Structured figure records:
== == ==

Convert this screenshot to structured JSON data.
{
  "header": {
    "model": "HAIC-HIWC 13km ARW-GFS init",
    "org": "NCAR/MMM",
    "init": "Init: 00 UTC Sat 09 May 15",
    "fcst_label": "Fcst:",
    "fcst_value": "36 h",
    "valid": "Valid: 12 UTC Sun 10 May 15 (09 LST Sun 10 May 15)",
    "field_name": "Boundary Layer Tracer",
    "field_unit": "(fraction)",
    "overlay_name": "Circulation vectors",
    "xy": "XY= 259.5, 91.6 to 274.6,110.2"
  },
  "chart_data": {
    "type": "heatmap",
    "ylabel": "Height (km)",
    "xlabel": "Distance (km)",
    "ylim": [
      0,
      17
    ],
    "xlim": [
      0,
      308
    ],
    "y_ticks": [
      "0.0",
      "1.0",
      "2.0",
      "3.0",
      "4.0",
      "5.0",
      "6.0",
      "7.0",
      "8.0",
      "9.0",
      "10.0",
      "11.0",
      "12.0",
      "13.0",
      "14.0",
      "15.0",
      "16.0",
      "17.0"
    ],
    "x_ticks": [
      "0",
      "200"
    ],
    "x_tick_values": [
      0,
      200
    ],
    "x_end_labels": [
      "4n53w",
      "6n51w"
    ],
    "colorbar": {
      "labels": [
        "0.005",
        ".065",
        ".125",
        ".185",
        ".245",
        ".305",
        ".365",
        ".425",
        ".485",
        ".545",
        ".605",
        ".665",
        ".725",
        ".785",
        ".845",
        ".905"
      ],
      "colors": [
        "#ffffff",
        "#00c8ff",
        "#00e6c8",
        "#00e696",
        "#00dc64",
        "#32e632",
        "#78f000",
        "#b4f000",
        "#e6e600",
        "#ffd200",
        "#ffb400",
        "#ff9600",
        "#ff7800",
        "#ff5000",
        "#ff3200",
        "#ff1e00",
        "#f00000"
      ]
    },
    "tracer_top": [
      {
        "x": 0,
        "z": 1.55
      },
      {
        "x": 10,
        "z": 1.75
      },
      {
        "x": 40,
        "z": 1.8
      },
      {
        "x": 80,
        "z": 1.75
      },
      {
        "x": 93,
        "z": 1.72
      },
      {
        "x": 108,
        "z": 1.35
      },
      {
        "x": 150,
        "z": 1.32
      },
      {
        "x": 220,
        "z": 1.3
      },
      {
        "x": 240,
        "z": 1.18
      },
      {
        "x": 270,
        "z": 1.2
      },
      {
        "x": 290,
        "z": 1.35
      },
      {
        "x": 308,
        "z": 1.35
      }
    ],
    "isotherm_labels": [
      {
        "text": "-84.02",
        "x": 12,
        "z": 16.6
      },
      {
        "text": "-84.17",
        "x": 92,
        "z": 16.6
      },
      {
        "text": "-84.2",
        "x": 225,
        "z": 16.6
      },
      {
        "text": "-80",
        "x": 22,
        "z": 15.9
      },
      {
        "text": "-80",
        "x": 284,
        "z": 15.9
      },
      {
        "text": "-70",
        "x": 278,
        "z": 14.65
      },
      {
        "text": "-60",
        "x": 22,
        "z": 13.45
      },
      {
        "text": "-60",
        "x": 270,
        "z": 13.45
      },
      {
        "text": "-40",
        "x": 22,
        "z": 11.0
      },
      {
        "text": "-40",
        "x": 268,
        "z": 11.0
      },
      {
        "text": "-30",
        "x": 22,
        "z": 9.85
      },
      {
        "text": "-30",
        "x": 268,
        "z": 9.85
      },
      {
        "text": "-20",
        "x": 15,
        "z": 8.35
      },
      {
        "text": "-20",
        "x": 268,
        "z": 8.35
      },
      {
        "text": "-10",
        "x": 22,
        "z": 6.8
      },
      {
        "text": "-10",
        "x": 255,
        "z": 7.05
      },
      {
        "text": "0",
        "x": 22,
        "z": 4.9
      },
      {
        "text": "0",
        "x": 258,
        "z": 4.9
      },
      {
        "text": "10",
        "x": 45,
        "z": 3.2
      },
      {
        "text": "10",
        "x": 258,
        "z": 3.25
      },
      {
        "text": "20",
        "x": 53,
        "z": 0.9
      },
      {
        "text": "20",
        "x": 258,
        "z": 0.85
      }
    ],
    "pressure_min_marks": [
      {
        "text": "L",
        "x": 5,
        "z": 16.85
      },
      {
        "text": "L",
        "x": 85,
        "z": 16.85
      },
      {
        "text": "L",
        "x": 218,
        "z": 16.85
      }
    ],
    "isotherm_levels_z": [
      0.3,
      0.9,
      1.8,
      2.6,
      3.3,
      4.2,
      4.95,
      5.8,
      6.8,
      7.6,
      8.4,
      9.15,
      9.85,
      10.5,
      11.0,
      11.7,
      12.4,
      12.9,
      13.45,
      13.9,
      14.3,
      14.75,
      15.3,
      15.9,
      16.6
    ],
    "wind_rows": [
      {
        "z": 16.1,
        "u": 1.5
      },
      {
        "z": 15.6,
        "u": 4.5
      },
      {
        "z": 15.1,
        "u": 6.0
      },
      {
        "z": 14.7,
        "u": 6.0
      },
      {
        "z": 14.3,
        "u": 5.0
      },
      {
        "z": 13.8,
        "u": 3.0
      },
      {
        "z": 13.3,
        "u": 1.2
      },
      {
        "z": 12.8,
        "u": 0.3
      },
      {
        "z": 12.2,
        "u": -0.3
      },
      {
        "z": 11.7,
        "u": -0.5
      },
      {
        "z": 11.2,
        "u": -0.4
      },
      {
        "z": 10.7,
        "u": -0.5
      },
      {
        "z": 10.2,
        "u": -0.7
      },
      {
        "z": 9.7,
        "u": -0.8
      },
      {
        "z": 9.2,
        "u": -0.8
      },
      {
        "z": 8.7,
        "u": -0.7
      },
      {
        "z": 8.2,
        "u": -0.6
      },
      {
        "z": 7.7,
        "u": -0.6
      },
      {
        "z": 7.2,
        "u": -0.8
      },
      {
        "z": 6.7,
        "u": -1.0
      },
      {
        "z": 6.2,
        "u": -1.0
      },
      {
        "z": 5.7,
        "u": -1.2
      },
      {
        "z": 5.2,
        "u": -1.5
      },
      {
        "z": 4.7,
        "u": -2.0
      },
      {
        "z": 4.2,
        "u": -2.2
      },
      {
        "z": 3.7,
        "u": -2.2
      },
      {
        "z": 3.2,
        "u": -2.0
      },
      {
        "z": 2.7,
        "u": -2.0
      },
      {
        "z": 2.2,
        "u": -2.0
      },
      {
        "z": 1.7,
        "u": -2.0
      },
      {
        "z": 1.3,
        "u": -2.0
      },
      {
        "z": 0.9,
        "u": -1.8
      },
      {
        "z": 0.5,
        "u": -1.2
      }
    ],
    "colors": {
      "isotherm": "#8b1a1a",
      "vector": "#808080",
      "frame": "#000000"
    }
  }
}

== == ==

-- Task requirements --
Print out every record again, exactly and in full.

-- Solution for this problem --
Convert this screenshot to structured JSON data.
{
  "header": {
    "model": "HAIC-HIWC 13km ARW-GFS init",
    "org": "NCAR/MMM",
    "init": "Init: 00 UTC Sat 09 May 15",
    "fcst_label": "Fcst:",
    "fcst_value": "36 h",
    "valid": "Valid: 12 UTC Sun 10 May 15 (09 LST Sun 10 May 15)",
    "field_name": "Boundary Layer Tracer",
    "field_unit": "(fraction)",
    "overlay_name": "Circulation vectors",
    "xy": "XY= 259.5, 91.6 to 274.6,110.2"
  },
  "chart_data": {
    "type": "heatmap",
    "ylabel": "Height (km)",
    "xlabel": "Distance (km)",
    "ylim": [
      0,
      17
    ],
    "xlim": [
      0,
      308
    ],
    "y_ticks": [
      "0.0",
      "1.0",
      "2.0",
      "3.0",
      "4.0",
      "5.0",
      "6.0",
      "7.0",
      "8.0",
      "9.0",
      "10.0",
      "11.0",
      "12.0",
      "13.0",
      "14.0",
      "15.0",
      "16.0",
      "17.0"
    ],
    "x_ticks": [
      "0",
      "200"
    ],
    "x_tick_values": [
      0,
      200
    ],
    "x_end_labels": [
      "4n53w",
      "6n51w"
    ],
    "colorbar": {
      "labels": [
        "0.005",
        ".065",
        ".125",
        ".185",
        ".245",
        ".305",
        ".365",
        ".425",
        ".485",
        ".545",
        ".605",
        ".665",
        ".725",
        ".785",
        ".845",
        ".905"
      ],
      "colors": [
        "#ffffff",
        "#00c8ff",
        "#00e6c8",
        "#00e696",
        "#00dc64",
        "#32e632",
        "#78f000",
        "#b4f000",
        "#e6e600",
        "#ffd200",
        "#ffb400",
        "#ff9600",
        "#ff7800",
        "#ff5000",
        "#ff3200",
        "#ff1e00",
        "#f00000"
      ]
    },
    "tracer_top": [
      {
        "x": 0,
        "z": 1.55
      },
      {
        "x": 10,
        "z": 1.75
      },
      {
        "x": 40,
        "z": 1.8
      },
      {
        "x": 80,
        "z": 1.75
      },
      {
        "x": 93,
        "z": 1.72
      },
      {
        "x": 108,
        "z": 1.35
      },
      {
        "x": 150,
        "z": 1.32
      },
      {
        "x": 220,
        "z": 1.3
      },
      {
        "x": 240,
        "z": 1.18
      },
      {
        "x": 270,
        "z": 1.2
      },
      {
        "x": 290,
        "z": 1.35
      },
      {
        "x": 308,
        "z": 1.35
      }
    ],
    "isotherm_labels": [
      {
        "text": "-84.02",
        "x": 12,
        "z": 16.6
      },
      {
        "text": "-84.17",
        "x": 92,
        "z": 16.6
      },
      {
        "text": "-84.2",
        "x": 225,
        "z": 16.6
      },
      {
        "text": "-80",
        "x": 22,
        "z": 15.9
      },
      {
        "text": "-80",
        "x": 284,
        "z": 15.9
      },
      {
        "text": "-70",
        "x": 278,
        "z": 14.65
      },
      {
        "text": "-60",
        "x": 22,
        "z": 13.45
      },
      {
        "text": "-60",
        "x": 270,
        "z": 13.45
      },
      {
        "text": "-40",
        "x": 22,
        "z": 11.0
      },
      {
        "text": "-40",
        "x": 268,
        "z": 11.0
      },
      {
        "text": "-30",
        "x": 22,
        "z": 9.85
      },
      {
        "text": "-30",
        "x": 268,
        "z": 9.85
      },
      {
        "text": "-20",
        "x": 15,
        "z": 8.35
      },
      {
        "text": "-20",
        "x": 268,
        "z": 8.35
      },
      {
        "text": "-10",
        "x": 22,
        "z": 6.8
      },
      {
        "text": "-10",
        "x": 255,
        "z": 7.05
      },
      {
        "text": "0",
        "x": 22,
        "z": 4.9
      },
      {
        "text": "0",
        "x": 258,
        "z": 4.9
      },
      {
        "text": "10",
        "x": 45,
        "z": 3.2
      },
      {
        "text": "10",
        "x": 258,
        "z": 3.25
      },
      {
        "text": "20",
        "x": 53,
        "z": 0.9
      },
      {
        "text": "20",
        "x": 258,
        "z": 0.85
      }
    ],
    "pressure_min_marks": [
      {
        "text": "L",
        "x": 5,
        "z": 16.85
      },
      {
        "text": "L",
        "x": 85,
        "z": 16.85
      },
      {
        "text": "L",
        "x": 218,
        "z": 16.85
      }
    ],
    "isotherm_levels_z": [
      0.3,
      0.9,
      1.8,
      2.6,
      3.3,
      4.2,
      4.95,
      5.8,
      6.8,
      7.6,
      8.4,
      9.15,
      9.85,
      10.5,
      11.0,
      11.7,
      12.4,
      12.9,
      13.45,
      13.9,
      14.3,
      14.75,
      15.3,
      15.9,
      16.6
    ],
    "wind_rows": [
      {
        "z": 16.1,
        "u": 1.5
      },
      {
        "z": 15.6,
        "u": 4.5
      },
      {
        "z": 15.1,
        "u": 6.0
      },
      {
        "z": 14.7,
        "u": 6.0
      },
      {
        "z": 14.3,
        "u": 5.0
      },
      {
        "z": 13.8,
        "u": 3.0
      },
      {
        "z": 13.3,
        "u": 1.2
      },
      {
        "z": 12.8,
        "u": 0.3
      },
      {
        "z": 12.2,
        "u": -0.3
      },
      {
        "z": 11.7,
        "u": -0.5
      },
      {
        "z": 11.2,
        "u": -0.4
      },
      {
        "z": 10.7,
        "u": -0.5
      },
      {
        "z": 10.2,
        "u": -0.7
      },
      {
        "z": 9.7,
        "u": -0.8
      },
      {
        "z": 9.2,
        "u": -0.8
      },
      {
        "z": 8.7,
        "u": -0.7
      },
      {
        "z": 8.2,
        "u": -0.6
      },
      {
        "z": 7.7,
        "u": -0.6
      },
      {
        "z": 7.2,
        "u": -0.8
      },
      {
        "z": 6.7,
        "u": -1.0
      },
      {
        "z": 6.2,
        "u": -1.0
      },
      {
        "z": 5.7,
        "u": -1.2
      },
      {
        "z": 5.2,
        "u": -1.5
      },
      {
        "z": 4.7,
        "u": -2.0
      },
      {
        "z": 4.2,
        "u": -2.2
      },
      {
        "z": 3.7,
        "u": -2.2
      },
      {
        "z": 3.2,
        "u": -2.0
      },
      {
        "z": 2.7,
        "u": -2.0
      },
      {
        "z": 2.2,
        "u": -2.0
      },
      {
        "z": 1.7,
        "u": -2.0
      },
      {
        "z": 1.3,
        "u": -2.0
      },
      {
        "z": 0.9,
        "u": -1.8
      },
      {
        "z": 0.5,
        "u": -1.2
      }
    ],
    "colors": {
      "isotherm": "#8b1a1a",
      "vector": "#808080",
      "frame": "#000000"
    }
  }
}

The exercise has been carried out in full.